── Extracted material

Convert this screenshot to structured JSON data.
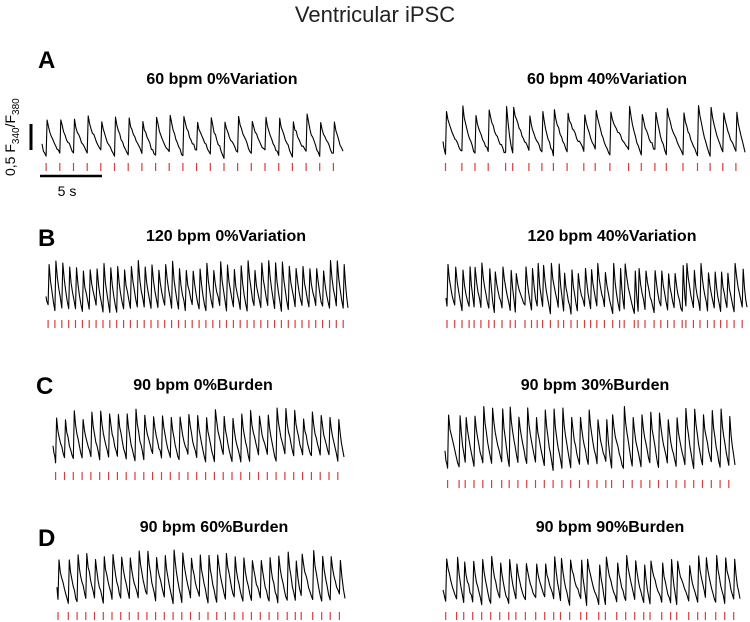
{
  "figure_title": "Ventricular iPSC",
  "scale_bars": {
    "vertical": {
      "value": "0,5",
      "f340": "340",
      "f380": "380"
    },
    "horizontal": {
      "label": "5 s",
      "seconds": 5
    }
  },
  "colors": {
    "trace": "#000000",
    "pacing_marker": "#e23a3a"
  },
  "chart_data": [
    {
      "type": "line",
      "panel": "A",
      "title": "60 bpm 0%Variation",
      "bpm": 60,
      "variation_pct": 0,
      "burden_pct": 0,
      "beats": 22
    },
    {
      "type": "line",
      "panel": "",
      "title": "60 bpm 40%Variation",
      "bpm": 60,
      "variation_pct": 40,
      "burden_pct": 0,
      "beats": 22
    },
    {
      "type": "line",
      "panel": "B",
      "title": "120 bpm 0%Variation",
      "bpm": 120,
      "variation_pct": 0,
      "burden_pct": 0,
      "beats": 44
    },
    {
      "type": "line",
      "panel": "",
      "title": "120 bpm 40%Variation",
      "bpm": 120,
      "variation_pct": 40,
      "burden_pct": 0,
      "beats": 44
    },
    {
      "type": "line",
      "panel": "C",
      "title": "90 bpm 0%Burden",
      "bpm": 90,
      "variation_pct": 0,
      "burden_pct": 0,
      "beats": 33
    },
    {
      "type": "line",
      "panel": "",
      "title": "90 bpm 30%Burden",
      "bpm": 90,
      "variation_pct": 0,
      "burden_pct": 30,
      "beats": 33
    },
    {
      "type": "line",
      "panel": "D",
      "title": "90 bpm 60%Burden",
      "bpm": 90,
      "variation_pct": 0,
      "burden_pct": 60,
      "beats": 33
    },
    {
      "type": "line",
      "panel": "",
      "title": "90 bpm 90%Burden",
      "bpm": 90,
      "variation_pct": 0,
      "burden_pct": 90,
      "beats": 33
    }
  ]
}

────

> **Written exercise**
Your task is to copy the entries in full and exactly, without any images.

> **Response below**
Convert this screenshot to structured JSON data.
{
  "figure_title": "Ventricular iPSC",
  "scale_bars": {
    "vertical": {
      "value": "0,5",
      "f340": "340",
      "f380": "380"
    },
    "horizontal": {
      "label": "5 s",
      "seconds": 5
    }
  },
  "colors": {
    "trace": "#000000",
    "pacing_marker": "#e23a3a"
  },
  "chart_data": [
    {
      "type": "line",
      "panel": "A",
      "title": "60 bpm 0%Variation",
      "bpm": 60,
      "variation_pct": 0,
      "burden_pct": 0,
      "beats": 22
    },
    {
      "type": "line",
      "panel": "",
      "title": "60 bpm 40%Variation",
      "bpm": 60,
      "variation_pct": 40,
      "burden_pct": 0,
      "beats": 22
    },
    {
      "type": "line",
      "panel": "B",
      "title": "120 bpm 0%Variation",
      "bpm": 120,
      "variation_pct": 0,
      "burden_pct": 0,
      "beats": 44
    },
    {
      "type": "line",
      "panel": "",
      "title": "120 bpm 40%Variation",
      "bpm": 120,
      "variation_pct": 40,
      "burden_pct": 0,
      "beats": 44
    },
    {
      "type": "line",
      "panel": "C",
      "title": "90 bpm 0%Burden",
      "bpm": 90,
      "variation_pct": 0,
      "burden_pct": 0,
      "beats": 33
    },
    {
      "type": "line",
      "panel": "",
      "title": "90 bpm 30%Burden",
      "bpm": 90,
      "variation_pct": 0,
      "burden_pct": 30,
      "beats": 33
    },
    {
      "type": "line",
      "panel": "D",
      "title": "90 bpm 60%Burden",
      "bpm": 90,
      "variation_pct": 0,
      "burden_pct": 60,
      "beats": 33
    },
    {
      "type": "line",
      "panel": "",
      "title": "90 bpm 90%Burden",
      "bpm": 90,
      "variation_pct": 0,
      "burden_pct": 90,
      "beats": 33
    }
  ]
}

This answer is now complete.